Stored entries
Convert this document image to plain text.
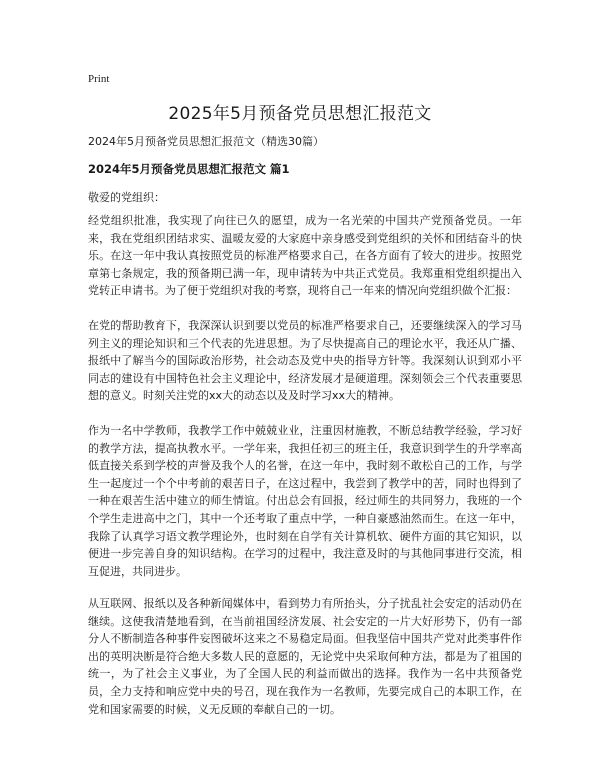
Print
2025年5月预备党员思想汇报范文
2024年5月预备党员思想汇报范文（精选30篇）
2024年5月预备党员思想汇报范文 篇1
敬爱的党组织：

经党组织批准，我实现了向往已久的愿望，成为一名光荣的中国共产党预备党员。一年来，我在党组织团结求实、温暖友爱的大家庭中亲身感受到党组织的关怀和团结奋斗的快乐。在这一年中我认真按照党员的标准严格要求自己，在各方面有了较大的进步。按照党章第七条规定，我的预备期已满一年，现申请转为中共正式党员。我郑重相党组织提出入党转正申请书。为了便于党组织对我的考察，现将自己一年来的情况向党组织做个汇报：

在党的帮助教育下，我深深认识到要以党员的标准严格要求自己，还要继续深入的学习马列主义的理论知识和三个代表的先进思想。为了尽快提高自己的理论水平，我还从广播、报纸中了解当今的国际政治形势，社会动态及党中央的指导方针等。我深刻认识到邓小平同志的建设有中国特色社会主义理论中，经济发展才是硬道理。深刻领会三个代表重要思想的意义。时刻关注党的xx大的动态以及及时学习xx大的精神。

作为一名中学教师，我教学工作中兢兢业业，注重因材施教，不断总结教学经验，学习好的教学方法，提高执教水平。一学年来，我担任初三的班主任，我意识到学生的升学率高低直接关系到学校的声誉及我个人的名誉，在这一年中，我时刻不敢松自己的工作，与学生一起度过一个个中考前的艰苦日子，在这过程中，我尝到了教学中的苦，同时也得到了一种在艰苦生活中建立的师生情谊。付出总会有回报，经过师生的共同努力，我班的一个个学生走进高中之门，其中一个还考取了重点中学，一种自豪感油然而生。在这一年中，我除了认真学习语文教学理论外，也时刻在自学有关计算机软、硬件方面的其它知识，以便进一步完善自身的知识结构。在学习的过程中，我注意及时的与其他同事进行交流，相互促进，共同进步。

从互联网、报纸以及各种新闻媒体中，看到势力有所抬头，分子扰乱社会安定的活动仍在继续。这使我清楚地看到，在当前祖国经济发展、社会安定的一片大好形势下，仍有一部分人不断制造各种事件妄图破坏这来之不易稳定局面。但我坚信中国共产党对此类事件作出的英明决断是符合绝大多数人民的意愿的，无论党中央采取何种方法，都是为了祖国的统一，为了社会主义事业，为了全国人民的利益而做出的选择。我作为一名中共预备党员，全力支持和响应党中央的号召，现在我作为一名教师，先要完成自己的本职工作，在党和国家需要的时候，义无反顾的奉献自己的一切。
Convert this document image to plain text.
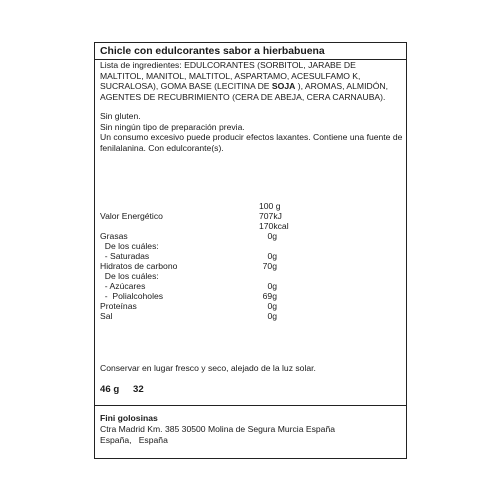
Chicle con edulcorantes sabor a hierbabuena
Lista de ingredientes: EDULCORANTES (SORBITOL, JARABE DE MALTITOL, MANITOL, MALTITOL, ASPARTAMO, ACESULFAMO K, SUCRALOSA), GOMA BASE (LECITINA DE SOJA ), AROMAS, ALMIDÓN, AGENTES DE RECUBRIMIENTO (CERA DE ABEJA, CERA CARNAUBA).
Sin gluten.
Sin ningún tipo de preparación previa.
Un consumo excesivo puede producir efectos laxantes. Contiene una fuente de
fenilalanina. Con edulcorante(s).
100 g
Valor Energético	707kJ
170kcal
Grasas	0g
De los cuáles:
- Saturadas	0g
Hidratos de carbono	70g
De los cuáles:
- Azúcares	0g
-  Polialcoholes	69g
Proteínas	0g
Sal	0g
Conservar en lugar fresco y seco, alejado de la luz solar.
46 g 32
Fini golosinas
Ctra Madrid Km. 385 30500 Molina de Segura Murcia España
España,   España
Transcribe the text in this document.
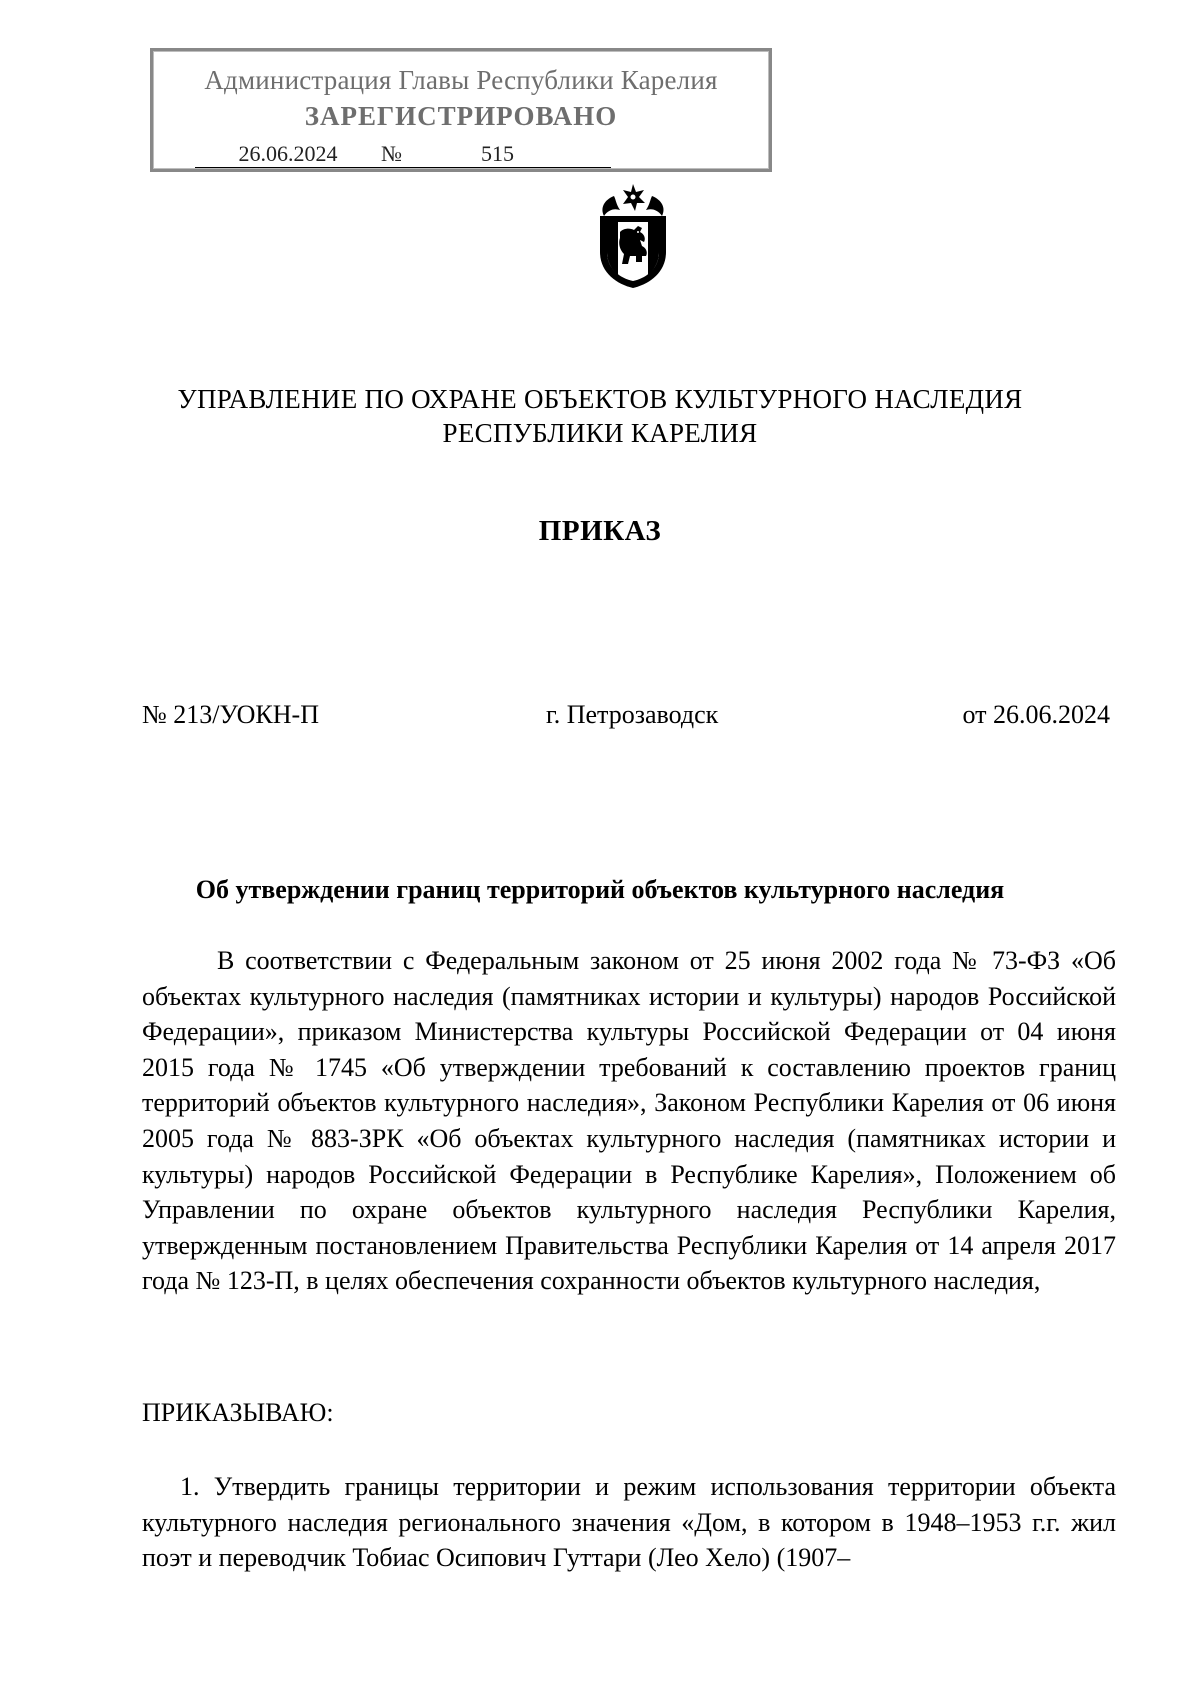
Администрация Главы Республики Карелия
ЗАРЕГИСТРИРОВАНО
26.06.2024	№	515
УПРАВЛЕНИЕ ПО ОХРАНЕ ОБЪЕКТОВ КУЛЬТУРНОГО НАСЛЕДИЯ
РЕСПУБЛИКИ КАРЕЛИЯ
ПРИКАЗ
№ 213/УОКН-П	г. Петрозаводск	от 26.06.2024
Об утверждении границ территорий объектов культурного наследия
В соответствии с Федеральным законом от 25 июня 2002 года № 73-ФЗ «Об объектах культурного наследия (памятниках истории и культуры) народов Российской Федерации», приказом Министерства культуры Российской Федерации от 04 июня 2015 года № 1745 «Об утверждении требований к составлению проектов границ территорий объектов культурного наследия», Законом Республики Карелия от 06 июня 2005 года № 883-ЗРК «Об объектах культурного наследия (памятниках истории и культуры) народов Российской Федерации в Республике Карелия», Положением об Управлении по охране объектов культурного наследия Республики Карелия, утвержденным постановлением Правительства Республики Карелия от 14 апреля 2017 года № 123-П, в целях обеспечения сохранности объектов культурного наследия,
ПРИКАЗЫВАЮ:
1. Утвердить границы территории и режим использования территории объекта культурного наследия регионального значения «Дом, в котором в 1948–1953 г.г. жил поэт и переводчик Тобиас Осипович Гуттари (Лео Хело) (1907–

*What is required*. Transcribe the whole listing exactly. Pictures stay out of your copy.

*Response*.
Convert this document image to plain text.
Print
2025年5月预备党员思想汇报范文
2024年5月预备党员思想汇报范文（精选30篇）
2024年5月预备党员思想汇报范文 篇1
敬爱的党组织：

经党组织批准，我实现了向往已久的愿望，成为一名光荣的中国共产党预备党员。一年来，我在党组织团结求实、温暖友爱的大家庭中亲身感受到党组织的关怀和团结奋斗的快乐。在这一年中我认真按照党员的标准严格要求自己，在各方面有了较大的进步。按照党章第七条规定，我的预备期已满一年，现申请转为中共正式党员。我郑重相党组织提出入党转正申请书。为了便于党组织对我的考察，现将自己一年来的情况向党组织做个汇报：

在党的帮助教育下，我深深认识到要以党员的标准严格要求自己，还要继续深入的学习马列主义的理论知识和三个代表的先进思想。为了尽快提高自己的理论水平，我还从广播、报纸中了解当今的国际政治形势，社会动态及党中央的指导方针等。我深刻认识到邓小平同志的建设有中国特色社会主义理论中，经济发展才是硬道理。深刻领会三个代表重要思想的意义。时刻关注党的xx大的动态以及及时学习xx大的精神。

作为一名中学教师，我教学工作中兢兢业业，注重因材施教，不断总结教学经验，学习好的教学方法，提高执教水平。一学年来，我担任初三的班主任，我意识到学生的升学率高低直接关系到学校的声誉及我个人的名誉，在这一年中，我时刻不敢松自己的工作，与学生一起度过一个个中考前的艰苦日子，在这过程中，我尝到了教学中的苦，同时也得到了一种在艰苦生活中建立的师生情谊。付出总会有回报，经过师生的共同努力，我班的一个个学生走进高中之门，其中一个还考取了重点中学，一种自豪感油然而生。在这一年中，我除了认真学习语文教学理论外，也时刻在自学有关计算机软、硬件方面的其它知识，以便进一步完善自身的知识结构。在学习的过程中，我注意及时的与其他同事进行交流，相互促进，共同进步。

从互联网、报纸以及各种新闻媒体中，看到势力有所抬头，分子扰乱社会安定的活动仍在继续。这使我清楚地看到，在当前祖国经济发展、社会安定的一片大好形势下，仍有一部分人不断制造各种事件妄图破坏这来之不易稳定局面。但我坚信中国共产党对此类事件作出的英明决断是符合绝大多数人民的意愿的，无论党中央采取何种方法，都是为了祖国的统一，为了社会主义事业，为了全国人民的利益而做出的选择。我作为一名中共预备党员，全力支持和响应党中央的号召，现在我作为一名教师，先要完成自己的本职工作，在党和国家需要的时候，义无反顾的奉献自己的一切。
Convert this document image to plain text.
Chicle con edulcorantes sabor a hierbabuena
Lista de ingredientes: EDULCORANTES (SORBITOL, JARABE DE MALTITOL, MANITOL, MALTITOL, ASPARTAMO, ACESULFAMO K, SUCRALOSA), GOMA BASE (LECITINA DE SOJA ), AROMAS, ALMIDÓN, AGENTES DE RECUBRIMIENTO (CERA DE ABEJA, CERA CARNAUBA).
Sin gluten.
Sin ningún tipo de preparación previa.
Un consumo excesivo puede producir efectos laxantes. Contiene una fuente de
fenilalanina. Con edulcorante(s).
100 g
Valor Energético	707kJ
170kcal
Grasas	0g
De los cuáles:
- Saturadas	0g
Hidratos de carbono	70g
De los cuáles:
- Azúcares	0g
-  Polialcoholes	69g
Proteínas	0g
Sal	0g
Conservar en lugar fresco y seco, alejado de la luz solar.
46 g 32
Fini golosinas
Ctra Madrid Km. 385 30500 Molina de Segura Murcia España
España,   España
Transcribe the text in this document.
Администрация Главы Республики Карелия
ЗАРЕГИСТРИРОВАНО
26.06.2024	№	515
УПРАВЛЕНИЕ ПО ОХРАНЕ ОБЪЕКТОВ КУЛЬТУРНОГО НАСЛЕДИЯ
РЕСПУБЛИКИ КАРЕЛИЯ
ПРИКАЗ
№ 213/УОКН-П	г. Петрозаводск	от 26.06.2024
Об утверждении границ территорий объектов культурного наследия
В соответствии с Федеральным законом от 25 июня 2002 года № 73-ФЗ «Об объектах культурного наследия (памятниках истории и культуры) народов Российской Федерации», приказом Министерства культуры Российской Федерации от 04 июня 2015 года № 1745 «Об утверждении требований к составлению проектов границ территорий объектов культурного наследия», Законом Республики Карелия от 06 июня 2005 года № 883-ЗРК «Об объектах культурного наследия (памятниках истории и культуры) народов Российской Федерации в Республике Карелия», Положением об Управлении по охране объектов культурного наследия Республики Карелия, утвержденным постановлением Правительства Республики Карелия от 14 апреля 2017 года № 123-П, в целях обеспечения сохранности объектов культурного наследия,
ПРИКАЗЫВАЮ:
1. Утвердить границы территории и режим использования территории объекта культурного наследия регионального значения «Дом, в котором в 1948–1953 г.г. жил поэт и переводчик Тобиас Осипович Гуттари (Лео Хело) (1907–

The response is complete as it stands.